#### Requirement
The data below must be copied in full and without any change.

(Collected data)
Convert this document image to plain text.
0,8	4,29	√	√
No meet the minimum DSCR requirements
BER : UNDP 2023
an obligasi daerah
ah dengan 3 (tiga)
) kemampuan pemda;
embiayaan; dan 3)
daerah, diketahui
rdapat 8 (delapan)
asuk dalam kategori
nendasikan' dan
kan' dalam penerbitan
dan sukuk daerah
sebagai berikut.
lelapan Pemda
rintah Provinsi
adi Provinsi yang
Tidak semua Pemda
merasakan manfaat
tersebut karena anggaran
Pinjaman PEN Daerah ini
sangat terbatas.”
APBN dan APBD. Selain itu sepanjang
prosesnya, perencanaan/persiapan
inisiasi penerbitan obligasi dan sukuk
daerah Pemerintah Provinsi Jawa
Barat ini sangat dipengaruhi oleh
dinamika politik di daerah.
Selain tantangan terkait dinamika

#### Response below
Convert this document image to plain text.
0,8	4,29	√	√
No meet the minimum DSCR requirements
BER : UNDP 2023
an obligasi daerah
ah dengan 3 (tiga)
) kemampuan pemda;
embiayaan; dan 3)
daerah, diketahui
rdapat 8 (delapan)
asuk dalam kategori
nendasikan' dan
kan' dalam penerbitan
dan sukuk daerah
sebagai berikut.
lelapan Pemda
rintah Provinsi
adi Provinsi yang
Tidak semua Pemda
merasakan manfaat
tersebut karena anggaran
Pinjaman PEN Daerah ini
sangat terbatas.”
APBN dan APBD. Selain itu sepanjang
prosesnya, perencanaan/persiapan
inisiasi penerbitan obligasi dan sukuk
daerah Pemerintah Provinsi Jawa
Barat ini sangat dipengaruhi oleh
dinamika politik di daerah.
Selain tantangan terkait dinamika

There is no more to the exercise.